## Figure collection entries
● ● ● ●
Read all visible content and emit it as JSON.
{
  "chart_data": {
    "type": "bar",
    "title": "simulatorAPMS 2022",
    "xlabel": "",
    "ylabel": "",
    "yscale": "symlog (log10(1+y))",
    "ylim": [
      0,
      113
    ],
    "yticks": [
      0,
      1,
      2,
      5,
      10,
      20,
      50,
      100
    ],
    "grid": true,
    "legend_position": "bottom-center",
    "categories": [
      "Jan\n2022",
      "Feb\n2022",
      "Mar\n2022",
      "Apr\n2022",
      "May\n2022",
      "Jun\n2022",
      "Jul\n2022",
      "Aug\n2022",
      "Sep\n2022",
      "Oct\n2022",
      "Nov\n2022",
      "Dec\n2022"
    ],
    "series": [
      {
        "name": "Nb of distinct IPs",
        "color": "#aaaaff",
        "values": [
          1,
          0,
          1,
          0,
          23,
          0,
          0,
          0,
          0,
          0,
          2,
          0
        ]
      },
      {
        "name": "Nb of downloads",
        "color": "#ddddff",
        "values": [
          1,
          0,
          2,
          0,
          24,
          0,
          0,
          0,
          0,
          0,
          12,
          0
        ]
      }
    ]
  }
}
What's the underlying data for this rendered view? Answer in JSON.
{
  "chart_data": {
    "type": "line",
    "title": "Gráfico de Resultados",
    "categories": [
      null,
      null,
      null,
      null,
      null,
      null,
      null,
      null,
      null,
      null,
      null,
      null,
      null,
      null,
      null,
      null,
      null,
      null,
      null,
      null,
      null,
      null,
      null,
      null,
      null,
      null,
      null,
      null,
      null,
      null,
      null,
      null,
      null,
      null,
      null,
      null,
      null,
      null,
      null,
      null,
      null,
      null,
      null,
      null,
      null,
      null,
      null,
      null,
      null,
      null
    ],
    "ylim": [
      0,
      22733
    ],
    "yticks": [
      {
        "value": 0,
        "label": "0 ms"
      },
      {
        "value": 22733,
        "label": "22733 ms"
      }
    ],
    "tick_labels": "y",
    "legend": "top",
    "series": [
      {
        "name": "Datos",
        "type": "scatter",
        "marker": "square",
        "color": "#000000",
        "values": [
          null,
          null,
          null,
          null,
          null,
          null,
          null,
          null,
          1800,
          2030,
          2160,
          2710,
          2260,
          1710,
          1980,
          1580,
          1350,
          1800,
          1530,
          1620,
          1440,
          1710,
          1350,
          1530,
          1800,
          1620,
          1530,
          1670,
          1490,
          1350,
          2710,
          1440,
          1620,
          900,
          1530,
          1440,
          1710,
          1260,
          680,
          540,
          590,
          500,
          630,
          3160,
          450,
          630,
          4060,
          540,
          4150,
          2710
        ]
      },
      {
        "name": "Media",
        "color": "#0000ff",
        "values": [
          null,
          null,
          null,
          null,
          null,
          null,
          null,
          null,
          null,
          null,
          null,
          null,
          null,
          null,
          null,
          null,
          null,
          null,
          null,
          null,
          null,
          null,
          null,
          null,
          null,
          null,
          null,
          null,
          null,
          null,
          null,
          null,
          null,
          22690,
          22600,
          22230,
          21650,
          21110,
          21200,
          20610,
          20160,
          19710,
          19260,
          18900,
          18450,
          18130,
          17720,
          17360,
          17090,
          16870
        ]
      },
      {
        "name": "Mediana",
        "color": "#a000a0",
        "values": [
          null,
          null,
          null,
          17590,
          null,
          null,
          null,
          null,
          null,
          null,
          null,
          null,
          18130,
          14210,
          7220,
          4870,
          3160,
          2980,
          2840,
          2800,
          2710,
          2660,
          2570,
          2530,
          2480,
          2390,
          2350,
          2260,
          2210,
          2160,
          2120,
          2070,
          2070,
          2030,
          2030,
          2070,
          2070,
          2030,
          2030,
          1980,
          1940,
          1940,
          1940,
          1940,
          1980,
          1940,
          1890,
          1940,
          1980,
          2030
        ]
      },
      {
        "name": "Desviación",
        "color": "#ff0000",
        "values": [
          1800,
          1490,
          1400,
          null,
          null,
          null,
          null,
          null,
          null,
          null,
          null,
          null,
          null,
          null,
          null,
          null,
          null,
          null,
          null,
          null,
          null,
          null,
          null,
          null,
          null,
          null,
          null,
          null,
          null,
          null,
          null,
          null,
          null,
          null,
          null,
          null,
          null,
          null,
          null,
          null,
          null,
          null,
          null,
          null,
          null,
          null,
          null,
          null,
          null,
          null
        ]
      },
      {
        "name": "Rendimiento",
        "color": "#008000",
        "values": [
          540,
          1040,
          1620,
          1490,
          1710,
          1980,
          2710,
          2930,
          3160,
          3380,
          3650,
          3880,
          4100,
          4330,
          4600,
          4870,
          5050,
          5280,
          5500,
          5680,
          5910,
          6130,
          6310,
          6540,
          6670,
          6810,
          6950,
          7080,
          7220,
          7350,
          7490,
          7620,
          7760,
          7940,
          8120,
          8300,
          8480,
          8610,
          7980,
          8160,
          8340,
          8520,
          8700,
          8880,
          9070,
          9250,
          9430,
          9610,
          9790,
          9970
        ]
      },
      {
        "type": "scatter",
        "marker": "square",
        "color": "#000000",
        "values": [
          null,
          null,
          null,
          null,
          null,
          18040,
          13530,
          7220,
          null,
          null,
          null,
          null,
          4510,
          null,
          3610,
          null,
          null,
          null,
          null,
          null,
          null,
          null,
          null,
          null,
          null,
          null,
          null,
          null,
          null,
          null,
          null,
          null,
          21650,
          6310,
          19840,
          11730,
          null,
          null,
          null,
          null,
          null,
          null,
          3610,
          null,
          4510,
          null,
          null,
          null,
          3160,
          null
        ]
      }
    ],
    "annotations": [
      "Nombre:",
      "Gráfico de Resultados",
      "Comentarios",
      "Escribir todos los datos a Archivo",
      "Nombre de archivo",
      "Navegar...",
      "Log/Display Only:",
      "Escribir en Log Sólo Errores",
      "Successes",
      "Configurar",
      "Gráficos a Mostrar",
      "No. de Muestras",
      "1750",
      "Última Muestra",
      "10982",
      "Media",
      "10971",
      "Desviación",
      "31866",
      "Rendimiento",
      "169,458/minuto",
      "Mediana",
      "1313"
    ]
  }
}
● ● ● ●
The lines above should be duplicated exactly.

Read all visible content and emit it as JSON.
{
  "chart_data": {
    "type": "bar",
    "title": "simulatorAPMS 2022",
    "xlabel": "",
    "ylabel": "",
    "yscale": "symlog (log10(1+y))",
    "ylim": [
      0,
      113
    ],
    "yticks": [
      0,
      1,
      2,
      5,
      10,
      20,
      50,
      100
    ],
    "grid": true,
    "legend_position": "bottom-center",
    "categories": [
      "Jan\n2022",
      "Feb\n2022",
      "Mar\n2022",
      "Apr\n2022",
      "May\n2022",
      "Jun\n2022",
      "Jul\n2022",
      "Aug\n2022",
      "Sep\n2022",
      "Oct\n2022",
      "Nov\n2022",
      "Dec\n2022"
    ],
    "series": [
      {
        "name": "Nb of distinct IPs",
        "color": "#aaaaff",
        "values": [
          1,
          0,
          1,
          0,
          23,
          0,
          0,
          0,
          0,
          0,
          2,
          0
        ]
      },
      {
        "name": "Nb of downloads",
        "color": "#ddddff",
        "values": [
          1,
          0,
          2,
          0,
          24,
          0,
          0,
          0,
          0,
          0,
          12,
          0
        ]
      }
    ]
  }
}
What's the underlying data for this rendered view? Answer in JSON.
{
  "chart_data": {
    "type": "line",
    "title": "Gráfico de Resultados",
    "categories": [
      null,
      null,
      null,
      null,
      null,
      null,
      null,
      null,
      null,
      null,
      null,
      null,
      null,
      null,
      null,
      null,
      null,
      null,
      null,
      null,
      null,
      null,
      null,
      null,
      null,
      null,
      null,
      null,
      null,
      null,
      null,
      null,
      null,
      null,
      null,
      null,
      null,
      null,
      null,
      null,
      null,
      null,
      null,
      null,
      null,
      null,
      null,
      null,
      null,
      null
    ],
    "ylim": [
      0,
      22733
    ],
    "yticks": [
      {
        "value": 0,
        "label": "0 ms"
      },
      {
        "value": 22733,
        "label": "22733 ms"
      }
    ],
    "tick_labels": "y",
    "legend": "top",
    "series": [
      {
        "name": "Datos",
        "type": "scatter",
        "marker": "square",
        "color": "#000000",
        "values": [
          null,
          null,
          null,
          null,
          null,
          null,
          null,
          null,
          1800,
          2030,
          2160,
          2710,
          2260,
          1710,
          1980,
          1580,
          1350,
          1800,
          1530,
          1620,
          1440,
          1710,
          1350,
          1530,
          1800,
          1620,
          1530,
          1670,
          1490,
          1350,
          2710,
          1440,
          1620,
          900,
          1530,
          1440,
          1710,
          1260,
          680,
          540,
          590,
          500,
          630,
          3160,
          450,
          630,
          4060,
          540,
          4150,
          2710
        ]
      },
      {
        "name": "Media",
        "color": "#0000ff",
        "values": [
          null,
          null,
          null,
          null,
          null,
          null,
          null,
          null,
          null,
          null,
          null,
          null,
          null,
          null,
          null,
          null,
          null,
          null,
          null,
          null,
          null,
          null,
          null,
          null,
          null,
          null,
          null,
          null,
          null,
          null,
          null,
          null,
          null,
          22690,
          22600,
          22230,
          21650,
          21110,
          21200,
          20610,
          20160,
          19710,
          19260,
          18900,
          18450,
          18130,
          17720,
          17360,
          17090,
          16870
        ]
      },
      {
        "name": "Mediana",
        "color": "#a000a0",
        "values": [
          null,
          null,
          null,
          17590,
          null,
          null,
          null,
          null,
          null,
          null,
          null,
          null,
          18130,
          14210,
          7220,
          4870,
          3160,
          2980,
          2840,
          2800,
          2710,
          2660,
          2570,
          2530,
          2480,
          2390,
          2350,
          2260,
          2210,
          2160,
          2120,
          2070,
          2070,
          2030,
          2030,
          2070,
          2070,
          2030,
          2030,
          1980,
          1940,
          1940,
          1940,
          1940,
          1980,
          1940,
          1890,
          1940,
          1980,
          2030
        ]
      },
      {
        "name": "Desviación",
        "color": "#ff0000",
        "values": [
          1800,
          1490,
          1400,
          null,
          null,
          null,
          null,
          null,
          null,
          null,
          null,
          null,
          null,
          null,
          null,
          null,
          null,
          null,
          null,
          null,
          null,
          null,
          null,
          null,
          null,
          null,
          null,
          null,
          null,
          null,
          null,
          null,
          null,
          null,
          null,
          null,
          null,
          null,
          null,
          null,
          null,
          null,
          null,
          null,
          null,
          null,
          null,
          null,
          null,
          null
        ]
      },
      {
        "name": "Rendimiento",
        "color": "#008000",
        "values": [
          540,
          1040,
          1620,
          1490,
          1710,
          1980,
          2710,
          2930,
          3160,
          3380,
          3650,
          3880,
          4100,
          4330,
          4600,
          4870,
          5050,
          5280,
          5500,
          5680,
          5910,
          6130,
          6310,
          6540,
          6670,
          6810,
          6950,
          7080,
          7220,
          7350,
          7490,
          7620,
          7760,
          7940,
          8120,
          8300,
          8480,
          8610,
          7980,
          8160,
          8340,
          8520,
          8700,
          8880,
          9070,
          9250,
          9430,
          9610,
          9790,
          9970
        ]
      },
      {
        "type": "scatter",
        "marker": "square",
        "color": "#000000",
        "values": [
          null,
          null,
          null,
          null,
          null,
          18040,
          13530,
          7220,
          null,
          null,
          null,
          null,
          4510,
          null,
          3610,
          null,
          null,
          null,
          null,
          null,
          null,
          null,
          null,
          null,
          null,
          null,
          null,
          null,
          null,
          null,
          null,
          null,
          21650,
          6310,
          19840,
          11730,
          null,
          null,
          null,
          null,
          null,
          null,
          3610,
          null,
          4510,
          null,
          null,
          null,
          3160,
          null
        ]
      }
    ],
    "annotations": [
      "Nombre:",
      "Gráfico de Resultados",
      "Comentarios",
      "Escribir todos los datos a Archivo",
      "Nombre de archivo",
      "Navegar...",
      "Log/Display Only:",
      "Escribir en Log Sólo Errores",
      "Successes",
      "Configurar",
      "Gráficos a Mostrar",
      "No. de Muestras",
      "1750",
      "Última Muestra",
      "10982",
      "Media",
      "10971",
      "Desviación",
      "31866",
      "Rendimiento",
      "169,458/minuto",
      "Mediana",
      "1313"
    ]
  }
}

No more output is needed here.